▸ **The task**
Return the material exactly as supplied, apart from the pictures, which are omitted.

▸ **Records provided**
#####

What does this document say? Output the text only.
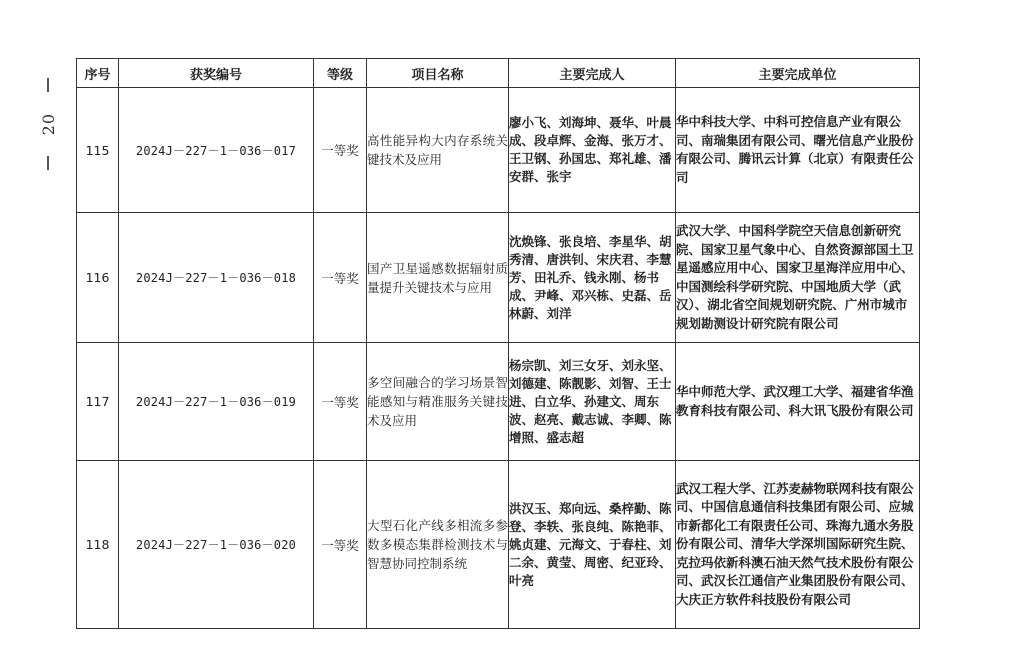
20
序号	获奖编号	等级	项目名称	主要完成人	主要完成单位
115	2024J－227－1－036－017	一等奖	高性能异构大内存系统关键技术及应用	廖小飞、刘海坤、聂华、叶晨成、段卓辉、金海、张万才、王卫钢、孙国忠、郑礼雄、潘安群、张宇	华中科技大学、中科可控信息产业有限公司、南瑞集团有限公司、曙光信息产业股份有限公司、腾讯云计算（北京）有限责任公司
116	2024J－227－1－036－018	一等奖	国产卫星遥感数据辐射质量提升关键技术与应用	沈焕锋、张良培、李星华、胡秀清、唐洪钊、宋庆君、李慧芳、田礼乔、钱永刚、杨书成、尹峰、邓兴栋、史磊、岳林蔚、刘洋	武汉大学、中国科学院空天信息创新研究院、国家卫星气象中心、自然资源部国土卫星遥感应用中心、国家卫星海洋应用中心、中国测绘科学研究院、中国地质大学（武汉）、湖北省空间规划研究院、广州市城市规划勘测设计研究院有限公司
117	2024J－227－1－036－019	一等奖	多空间融合的学习场景智能感知与精准服务关键技术及应用	杨宗凯、刘三女牙、刘永坚、刘德建、陈靓影、刘智、王士进、白立华、孙建文、周东波、赵亮、戴志诚、李卿、陈增照、盛志超	华中师范大学、武汉理工大学、福建省华渔教育科技有限公司、科大讯飞股份有限公司
118	2024J－227－1－036－020	一等奖	大型石化产线多相流多参数多模态集群检测技术与智慧协同控制系统	洪汉玉、郑向远、桑梓勤、陈登、李轶、张良纯、陈艳菲、姚贞建、元海文、于春柱、刘二余、黄莹、周密、纪亚玲、叶亮	武汉工程大学、江苏麦赫物联网科技有限公司、中国信息通信科技集团有限公司、应城市新都化工有限责任公司、珠海九通水务股份有限公司、清华大学深圳国际研究生院、克拉玛依新科澳石油天然气技术股份有限公司、武汉长江通信产业集团股份有限公司、大庆正方软件科技股份有限公司
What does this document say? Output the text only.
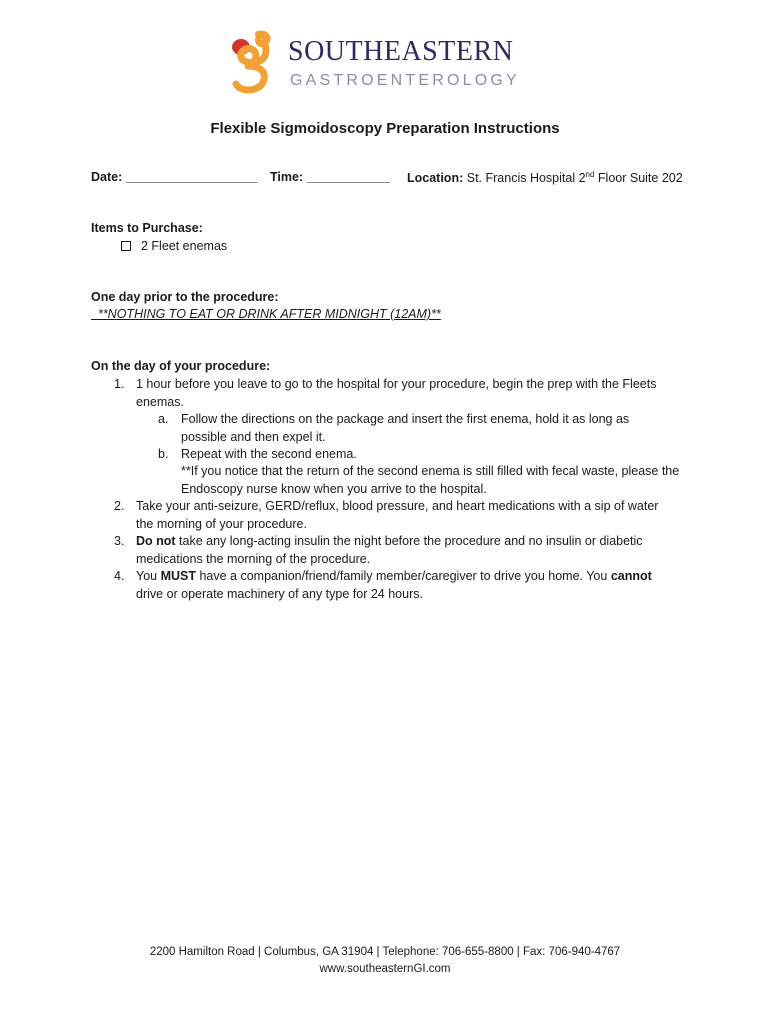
SOUTHEASTERN
GASTROENTEROLOGY
Flexible Sigmoidoscopy Preparation Instructions
Date: ___________________ Time: ____________ Location: St. Francis Hospital 2nd Floor Suite 202
Items to Purchase:
2 Fleet enemas
One day prior to the procedure:
**NOTHING TO EAT OR DRINK AFTER MIDNIGHT (12AM)**
On the day of your procedure:
1. 1 hour before you leave to go to the hospital for your procedure, begin the prep with the Fleets enemas.
a. Follow the directions on the package and insert the first enema, hold it as long as possible and then expel it.
b. Repeat with the second enema.
**If you notice that the return of the second enema is still filled with fecal waste, please the Endoscopy nurse know when you arrive to the hospital.
2. Take your anti-seizure, GERD/reflux, blood pressure, and heart medications with a sip of water the morning of your procedure.
3. Do not take any long-acting insulin the night before the procedure and no insulin or diabetic medications the morning of the procedure.
4. You MUST have a companion/friend/family member/caregiver to drive you home. You cannot drive or operate machinery of any type for 24 hours.
2200 Hamilton Road | Columbus, GA 31904 | Telephone: 706-655-8800 | Fax: 706-940-4767
www.southeasternGI.com
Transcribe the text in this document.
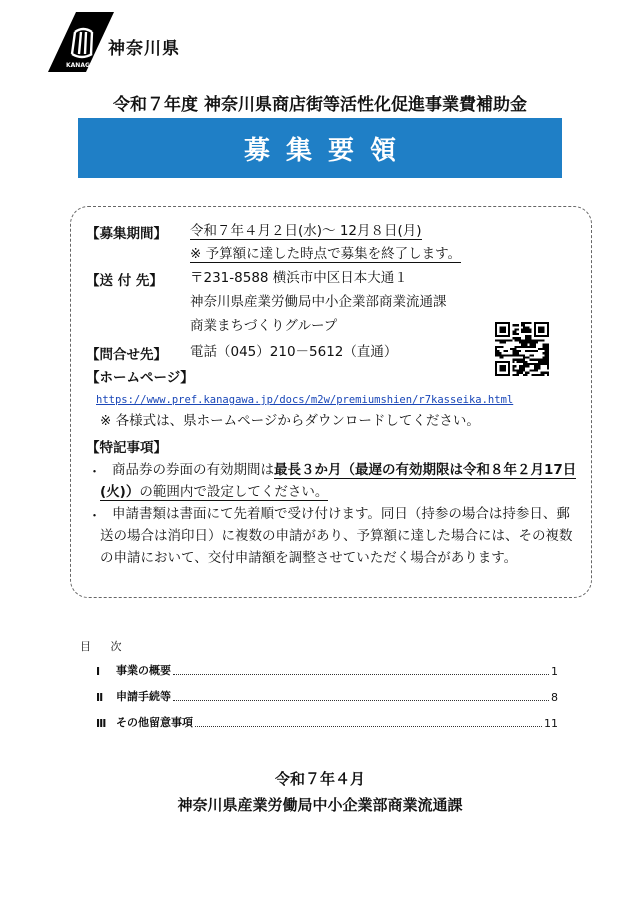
KANAGAWA
神奈川県
令和７年度 神奈川県商店街等活性化促進事業費補助金
募集要領
【募集期間】 令和７年４月２日(水)～ 12月８日(月)
※ 予算額に達した時点で募集を終了します。
【送 付 先】 〒231-8588 横浜市中区日本大通１
神奈川県産業労働局中小企業部商業流通課
商業まちづくりグループ
【問合せ先】 電話（045）210－5612（直通）
【ホームページ】
https://www.pref.kanagawa.jp/docs/m2w/premiumshien/r7kasseika.html
※ 各様式は、県ホームページからダウンロードしてください。
【特記事項】
・ 商品券の券面の有効期間は最長３か月（最遅の有効期限は令和８年２月17日(火)）の範囲内で設定してください。
・ 申請書類は書面にて先着順で受け付けます。同日（持参の場合は持参日、郵送の場合は消印日）に複数の申請があり、予算額に達した場合には、その複数の申請において、交付申請額を調整させていただく場合があります。
目 次
Ⅰ	事業の概要	1
Ⅱ	申請手続等	8
Ⅲ その他留意事項	11
令和７年４月
神奈川県産業労働局中小企業部商業流通課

#####

▸ **Answer to this problem**
What does this document say? Output the text only.
20
序号	获奖编号	等级	项目名称	主要完成人	主要完成单位
115	2024J－227－1－036－017	一等奖	高性能异构大内存系统关键技术及应用	廖小飞、刘海坤、聂华、叶晨成、段卓辉、金海、张万才、王卫钢、孙国忠、郑礼雄、潘安群、张宇	华中科技大学、中科可控信息产业有限公司、南瑞集团有限公司、曙光信息产业股份有限公司、腾讯云计算（北京）有限责任公司
116	2024J－227－1－036－018	一等奖	国产卫星遥感数据辐射质量提升关键技术与应用	沈焕锋、张良培、李星华、胡秀清、唐洪钊、宋庆君、李慧芳、田礼乔、钱永刚、杨书成、尹峰、邓兴栋、史磊、岳林蔚、刘洋	武汉大学、中国科学院空天信息创新研究院、国家卫星气象中心、自然资源部国土卫星遥感应用中心、国家卫星海洋应用中心、中国测绘科学研究院、中国地质大学（武汉）、湖北省空间规划研究院、广州市城市规划勘测设计研究院有限公司
117	2024J－227－1－036－019	一等奖	多空间融合的学习场景智能感知与精准服务关键技术及应用	杨宗凯、刘三女牙、刘永坚、刘德建、陈靓影、刘智、王士进、白立华、孙建文、周东波、赵亮、戴志诚、李卿、陈增照、盛志超	华中师范大学、武汉理工大学、福建省华渔教育科技有限公司、科大讯飞股份有限公司
118	2024J－227－1－036－020	一等奖	大型石化产线多相流多参数多模态集群检测技术与智慧协同控制系统	洪汉玉、郑向远、桑梓勤、陈登、李轶、张良纯、陈艳菲、姚贞建、元海文、于春柱、刘二余、黄莹、周密、纪亚玲、叶亮	武汉工程大学、江苏麦赫物联网科技有限公司、中国信息通信科技集团有限公司、应城市新都化工有限责任公司、珠海九通水务股份有限公司、清华大学深圳国际研究生院、克拉玛依新科澳石油天然气技术股份有限公司、武汉长江通信产业集团股份有限公司、大庆正方软件科技股份有限公司
What does this document say? Output the text only.
SOUTHEASTERN
GASTROENTEROLOGY
Flexible Sigmoidoscopy Preparation Instructions
Date: ___________________ Time: ____________ Location: St. Francis Hospital 2nd Floor Suite 202
Items to Purchase:
2 Fleet enemas
One day prior to the procedure:
**NOTHING TO EAT OR DRINK AFTER MIDNIGHT (12AM)**
On the day of your procedure:
1. 1 hour before you leave to go to the hospital for your procedure, begin the prep with the Fleets enemas.
a. Follow the directions on the package and insert the first enema, hold it as long as possible and then expel it.
b. Repeat with the second enema.
**If you notice that the return of the second enema is still filled with fecal waste, please the Endoscopy nurse know when you arrive to the hospital.
2. Take your anti-seizure, GERD/reflux, blood pressure, and heart medications with a sip of water the morning of your procedure.
3. Do not take any long-acting insulin the night before the procedure and no insulin or diabetic medications the morning of the procedure.
4. You MUST have a companion/friend/family member/caregiver to drive you home. You cannot drive or operate machinery of any type for 24 hours.
2200 Hamilton Road | Columbus, GA 31904 | Telephone: 706-655-8800 | Fax: 706-940-4767
www.southeasternGI.com
Transcribe the text in this document.
KANAGAWA
神奈川県
令和７年度 神奈川県商店街等活性化促進事業費補助金
募集要領
【募集期間】 令和７年４月２日(水)～ 12月８日(月)
※ 予算額に達した時点で募集を終了します。
【送 付 先】 〒231-8588 横浜市中区日本大通１
神奈川県産業労働局中小企業部商業流通課
商業まちづくりグループ
【問合せ先】 電話（045）210－5612（直通）
【ホームページ】
https://www.pref.kanagawa.jp/docs/m2w/premiumshien/r7kasseika.html
※ 各様式は、県ホームページからダウンロードしてください。
【特記事項】
・ 商品券の券面の有効期間は最長３か月（最遅の有効期限は令和８年２月17日(火)）の範囲内で設定してください。
・ 申請書類は書面にて先着順で受け付けます。同日（持参の場合は持参日、郵送の場合は消印日）に複数の申請があり、予算額に達した場合には、その複数の申請において、交付申請額を調整させていただく場合があります。
目 次
Ⅰ	事業の概要	1
Ⅱ	申請手続等	8
Ⅲ その他留意事項	11
令和７年４月
神奈川県産業労働局中小企業部商業流通課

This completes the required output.